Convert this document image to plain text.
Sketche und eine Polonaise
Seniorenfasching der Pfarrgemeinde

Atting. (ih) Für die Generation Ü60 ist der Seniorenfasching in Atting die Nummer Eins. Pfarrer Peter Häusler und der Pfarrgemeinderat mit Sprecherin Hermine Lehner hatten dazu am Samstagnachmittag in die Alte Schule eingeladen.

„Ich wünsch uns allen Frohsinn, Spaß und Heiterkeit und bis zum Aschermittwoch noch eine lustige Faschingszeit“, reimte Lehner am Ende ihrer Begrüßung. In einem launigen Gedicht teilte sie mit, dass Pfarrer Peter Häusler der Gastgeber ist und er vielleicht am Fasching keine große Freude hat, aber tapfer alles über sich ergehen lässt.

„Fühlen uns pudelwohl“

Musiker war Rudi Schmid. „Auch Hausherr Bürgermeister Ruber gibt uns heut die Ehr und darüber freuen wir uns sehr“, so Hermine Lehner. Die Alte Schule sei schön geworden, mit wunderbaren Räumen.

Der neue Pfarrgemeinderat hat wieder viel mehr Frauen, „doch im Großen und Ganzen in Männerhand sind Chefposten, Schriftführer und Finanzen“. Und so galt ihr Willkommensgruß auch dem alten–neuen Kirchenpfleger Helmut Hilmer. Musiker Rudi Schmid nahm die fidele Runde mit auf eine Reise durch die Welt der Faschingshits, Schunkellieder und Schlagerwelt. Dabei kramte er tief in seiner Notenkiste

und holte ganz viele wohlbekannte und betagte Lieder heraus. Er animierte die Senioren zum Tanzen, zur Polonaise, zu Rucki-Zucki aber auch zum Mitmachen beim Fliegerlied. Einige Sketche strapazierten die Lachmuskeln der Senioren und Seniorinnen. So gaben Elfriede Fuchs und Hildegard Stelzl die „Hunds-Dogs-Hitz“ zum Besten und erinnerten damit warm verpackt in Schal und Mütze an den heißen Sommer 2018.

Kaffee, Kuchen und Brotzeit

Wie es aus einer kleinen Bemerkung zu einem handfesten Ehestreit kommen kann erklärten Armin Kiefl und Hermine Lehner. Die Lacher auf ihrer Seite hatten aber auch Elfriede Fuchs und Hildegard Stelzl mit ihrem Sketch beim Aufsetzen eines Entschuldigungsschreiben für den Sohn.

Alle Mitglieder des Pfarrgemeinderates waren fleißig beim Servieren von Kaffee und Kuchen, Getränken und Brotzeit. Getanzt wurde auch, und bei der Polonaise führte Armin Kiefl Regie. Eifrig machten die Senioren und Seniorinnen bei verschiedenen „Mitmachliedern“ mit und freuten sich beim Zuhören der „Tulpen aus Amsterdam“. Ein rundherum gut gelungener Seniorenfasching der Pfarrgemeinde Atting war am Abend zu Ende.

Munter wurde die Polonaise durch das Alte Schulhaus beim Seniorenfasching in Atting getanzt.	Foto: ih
##########
● EXERCISE REQUIREMENTS:
Transcribe every line of the data, exactly as it stands.

● ANSWER TO THIS PROBLEM:
Convert this document image to plain text.
Sketche und eine Polonaise
Seniorenfasching der Pfarrgemeinde

Atting. (ih) Für die Generation Ü60 ist der Seniorenfasching in Atting die Nummer Eins. Pfarrer Peter Häusler und der Pfarrgemeinderat mit Sprecherin Hermine Lehner hatten dazu am Samstagnachmittag in die Alte Schule eingeladen.

„Ich wünsch uns allen Frohsinn, Spaß und Heiterkeit und bis zum Aschermittwoch noch eine lustige Faschingszeit“, reimte Lehner am Ende ihrer Begrüßung. In einem launigen Gedicht teilte sie mit, dass Pfarrer Peter Häusler der Gastgeber ist und er vielleicht am Fasching keine große Freude hat, aber tapfer alles über sich ergehen lässt.

„Fühlen uns pudelwohl“

Musiker war Rudi Schmid. „Auch Hausherr Bürgermeister Ruber gibt uns heut die Ehr und darüber freuen wir uns sehr“, so Hermine Lehner. Die Alte Schule sei schön geworden, mit wunderbaren Räumen.

Der neue Pfarrgemeinderat hat wieder viel mehr Frauen, „doch im Großen und Ganzen in Männerhand sind Chefposten, Schriftführer und Finanzen“. Und so galt ihr Willkommensgruß auch dem alten–neuen Kirchenpfleger Helmut Hilmer. Musiker Rudi Schmid nahm die fidele Runde mit auf eine Reise durch die Welt der Faschingshits, Schunkellieder und Schlagerwelt. Dabei kramte er tief in seiner Notenkiste

und holte ganz viele wohlbekannte und betagte Lieder heraus. Er animierte die Senioren zum Tanzen, zur Polonaise, zu Rucki-Zucki aber auch zum Mitmachen beim Fliegerlied. Einige Sketche strapazierten die Lachmuskeln der Senioren und Seniorinnen. So gaben Elfriede Fuchs und Hildegard Stelzl die „Hunds-Dogs-Hitz“ zum Besten und erinnerten damit warm verpackt in Schal und Mütze an den heißen Sommer 2018.

Kaffee, Kuchen und Brotzeit

Wie es aus einer kleinen Bemerkung zu einem handfesten Ehestreit kommen kann erklärten Armin Kiefl und Hermine Lehner. Die Lacher auf ihrer Seite hatten aber auch Elfriede Fuchs und Hildegard Stelzl mit ihrem Sketch beim Aufsetzen eines Entschuldigungsschreiben für den Sohn.

Alle Mitglieder des Pfarrgemeinderates waren fleißig beim Servieren von Kaffee und Kuchen, Getränken und Brotzeit. Getanzt wurde auch, und bei der Polonaise führte Armin Kiefl Regie. Eifrig machten die Senioren und Seniorinnen bei verschiedenen „Mitmachliedern“ mit und freuten sich beim Zuhören der „Tulpen aus Amsterdam“. Ein rundherum gut gelungener Seniorenfasching der Pfarrgemeinde Atting war am Abend zu Ende.

Munter wurde die Polonaise durch das Alte Schulhaus beim Seniorenfasching in Atting getanzt.	Foto: ih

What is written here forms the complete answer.